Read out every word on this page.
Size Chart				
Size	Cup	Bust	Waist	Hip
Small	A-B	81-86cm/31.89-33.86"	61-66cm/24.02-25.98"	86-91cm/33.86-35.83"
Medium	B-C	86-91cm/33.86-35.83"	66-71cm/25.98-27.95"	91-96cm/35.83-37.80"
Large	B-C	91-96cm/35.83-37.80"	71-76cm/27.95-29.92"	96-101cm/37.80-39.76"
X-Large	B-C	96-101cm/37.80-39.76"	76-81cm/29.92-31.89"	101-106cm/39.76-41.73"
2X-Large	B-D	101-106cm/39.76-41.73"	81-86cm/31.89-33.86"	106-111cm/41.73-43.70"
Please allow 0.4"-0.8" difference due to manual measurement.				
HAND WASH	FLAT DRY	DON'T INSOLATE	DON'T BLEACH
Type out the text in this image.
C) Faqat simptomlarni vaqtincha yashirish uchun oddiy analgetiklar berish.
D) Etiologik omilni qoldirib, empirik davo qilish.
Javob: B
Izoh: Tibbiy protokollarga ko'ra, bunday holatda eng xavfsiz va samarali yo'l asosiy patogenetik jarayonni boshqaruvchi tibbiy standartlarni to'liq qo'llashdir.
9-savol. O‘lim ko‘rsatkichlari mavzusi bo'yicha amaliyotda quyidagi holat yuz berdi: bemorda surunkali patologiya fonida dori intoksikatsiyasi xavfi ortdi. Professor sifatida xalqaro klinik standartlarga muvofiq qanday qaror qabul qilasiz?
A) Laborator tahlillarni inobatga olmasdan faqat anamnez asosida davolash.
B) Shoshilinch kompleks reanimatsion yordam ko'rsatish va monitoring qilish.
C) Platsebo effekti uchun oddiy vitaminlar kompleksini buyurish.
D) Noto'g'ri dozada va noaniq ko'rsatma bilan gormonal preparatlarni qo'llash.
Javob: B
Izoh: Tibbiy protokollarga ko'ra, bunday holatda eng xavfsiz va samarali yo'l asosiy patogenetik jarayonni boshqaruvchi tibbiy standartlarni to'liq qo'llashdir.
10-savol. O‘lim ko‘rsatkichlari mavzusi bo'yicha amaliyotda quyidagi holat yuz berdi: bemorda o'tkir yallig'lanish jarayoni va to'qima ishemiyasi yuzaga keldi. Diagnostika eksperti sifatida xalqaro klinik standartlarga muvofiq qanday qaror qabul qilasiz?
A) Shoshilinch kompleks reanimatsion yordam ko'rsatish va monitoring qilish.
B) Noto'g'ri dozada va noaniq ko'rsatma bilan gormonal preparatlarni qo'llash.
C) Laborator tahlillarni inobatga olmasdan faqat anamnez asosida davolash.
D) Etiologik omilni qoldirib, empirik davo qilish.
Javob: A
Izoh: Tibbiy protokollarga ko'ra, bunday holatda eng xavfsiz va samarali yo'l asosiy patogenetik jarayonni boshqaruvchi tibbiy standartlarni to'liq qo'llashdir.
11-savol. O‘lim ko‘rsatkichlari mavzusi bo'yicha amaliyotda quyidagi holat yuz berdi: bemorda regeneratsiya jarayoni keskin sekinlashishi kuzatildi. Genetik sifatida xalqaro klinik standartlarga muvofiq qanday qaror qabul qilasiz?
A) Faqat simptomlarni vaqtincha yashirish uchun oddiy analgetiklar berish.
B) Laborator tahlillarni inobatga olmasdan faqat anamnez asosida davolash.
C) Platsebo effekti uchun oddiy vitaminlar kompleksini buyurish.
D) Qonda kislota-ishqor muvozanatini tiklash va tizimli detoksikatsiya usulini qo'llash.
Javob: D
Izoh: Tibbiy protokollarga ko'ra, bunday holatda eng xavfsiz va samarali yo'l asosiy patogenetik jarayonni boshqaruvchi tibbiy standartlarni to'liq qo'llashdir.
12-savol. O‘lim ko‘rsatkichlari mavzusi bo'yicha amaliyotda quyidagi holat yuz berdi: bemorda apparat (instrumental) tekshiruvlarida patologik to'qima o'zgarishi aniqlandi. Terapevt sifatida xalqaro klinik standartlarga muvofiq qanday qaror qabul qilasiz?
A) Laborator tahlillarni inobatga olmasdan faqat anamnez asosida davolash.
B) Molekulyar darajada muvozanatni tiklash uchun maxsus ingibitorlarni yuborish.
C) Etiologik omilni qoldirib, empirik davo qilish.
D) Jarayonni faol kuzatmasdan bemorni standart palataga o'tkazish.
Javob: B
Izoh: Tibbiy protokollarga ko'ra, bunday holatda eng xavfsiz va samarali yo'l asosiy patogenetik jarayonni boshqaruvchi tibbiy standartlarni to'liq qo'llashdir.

**Task details**. Write out every line from the records above, word for word.

**Output of the task**.
Read out every word on this page.
Size Chart				
Size	Cup	Bust	Waist	Hip
Small	A-B	81-86cm/31.89-33.86"	61-66cm/24.02-25.98"	86-91cm/33.86-35.83"
Medium	B-C	86-91cm/33.86-35.83"	66-71cm/25.98-27.95"	91-96cm/35.83-37.80"
Large	B-C	91-96cm/35.83-37.80"	71-76cm/27.95-29.92"	96-101cm/37.80-39.76"
X-Large	B-C	96-101cm/37.80-39.76"	76-81cm/29.92-31.89"	101-106cm/39.76-41.73"
2X-Large	B-D	101-106cm/39.76-41.73"	81-86cm/31.89-33.86"	106-111cm/41.73-43.70"
Please allow 0.4"-0.8" difference due to manual measurement.				
HAND WASH	FLAT DRY	DON'T INSOLATE	DON'T BLEACH
Type out the text in this image.
C) Faqat simptomlarni vaqtincha yashirish uchun oddiy analgetiklar berish.
D) Etiologik omilni qoldirib, empirik davo qilish.
Javob: B
Izoh: Tibbiy protokollarga ko'ra, bunday holatda eng xavfsiz va samarali yo'l asosiy patogenetik jarayonni boshqaruvchi tibbiy standartlarni to'liq qo'llashdir.
9-savol. O‘lim ko‘rsatkichlari mavzusi bo'yicha amaliyotda quyidagi holat yuz berdi: bemorda surunkali patologiya fonida dori intoksikatsiyasi xavfi ortdi. Professor sifatida xalqaro klinik standartlarga muvofiq qanday qaror qabul qilasiz?
A) Laborator tahlillarni inobatga olmasdan faqat anamnez asosida davolash.
B) Shoshilinch kompleks reanimatsion yordam ko'rsatish va monitoring qilish.
C) Platsebo effekti uchun oddiy vitaminlar kompleksini buyurish.
D) Noto'g'ri dozada va noaniq ko'rsatma bilan gormonal preparatlarni qo'llash.
Javob: B
Izoh: Tibbiy protokollarga ko'ra, bunday holatda eng xavfsiz va samarali yo'l asosiy patogenetik jarayonni boshqaruvchi tibbiy standartlarni to'liq qo'llashdir.
10-savol. O‘lim ko‘rsatkichlari mavzusi bo'yicha amaliyotda quyidagi holat yuz berdi: bemorda o'tkir yallig'lanish jarayoni va to'qima ishemiyasi yuzaga keldi. Diagnostika eksperti sifatida xalqaro klinik standartlarga muvofiq qanday qaror qabul qilasiz?
A) Shoshilinch kompleks reanimatsion yordam ko'rsatish va monitoring qilish.
B) Noto'g'ri dozada va noaniq ko'rsatma bilan gormonal preparatlarni qo'llash.
C) Laborator tahlillarni inobatga olmasdan faqat anamnez asosida davolash.
D) Etiologik omilni qoldirib, empirik davo qilish.
Javob: A
Izoh: Tibbiy protokollarga ko'ra, bunday holatda eng xavfsiz va samarali yo'l asosiy patogenetik jarayonni boshqaruvchi tibbiy standartlarni to'liq qo'llashdir.
11-savol. O‘lim ko‘rsatkichlari mavzusi bo'yicha amaliyotda quyidagi holat yuz berdi: bemorda regeneratsiya jarayoni keskin sekinlashishi kuzatildi. Genetik sifatida xalqaro klinik standartlarga muvofiq qanday qaror qabul qilasiz?
A) Faqat simptomlarni vaqtincha yashirish uchun oddiy analgetiklar berish.
B) Laborator tahlillarni inobatga olmasdan faqat anamnez asosida davolash.
C) Platsebo effekti uchun oddiy vitaminlar kompleksini buyurish.
D) Qonda kislota-ishqor muvozanatini tiklash va tizimli detoksikatsiya usulini qo'llash.
Javob: D
Izoh: Tibbiy protokollarga ko'ra, bunday holatda eng xavfsiz va samarali yo'l asosiy patogenetik jarayonni boshqaruvchi tibbiy standartlarni to'liq qo'llashdir.
12-savol. O‘lim ko‘rsatkichlari mavzusi bo'yicha amaliyotda quyidagi holat yuz berdi: bemorda apparat (instrumental) tekshiruvlarida patologik to'qima o'zgarishi aniqlandi. Terapevt sifatida xalqaro klinik standartlarga muvofiq qanday qaror qabul qilasiz?
A) Laborator tahlillarni inobatga olmasdan faqat anamnez asosida davolash.
B) Molekulyar darajada muvozanatni tiklash uchun maxsus ingibitorlarni yuborish.
C) Etiologik omilni qoldirib, empirik davo qilish.
D) Jarayonni faol kuzatmasdan bemorni standart palataga o'tkazish.
Javob: B
Izoh: Tibbiy protokollarga ko'ra, bunday holatda eng xavfsiz va samarali yo'l asosiy patogenetik jarayonni boshqaruvchi tibbiy standartlarni to'liq qo'llashdir.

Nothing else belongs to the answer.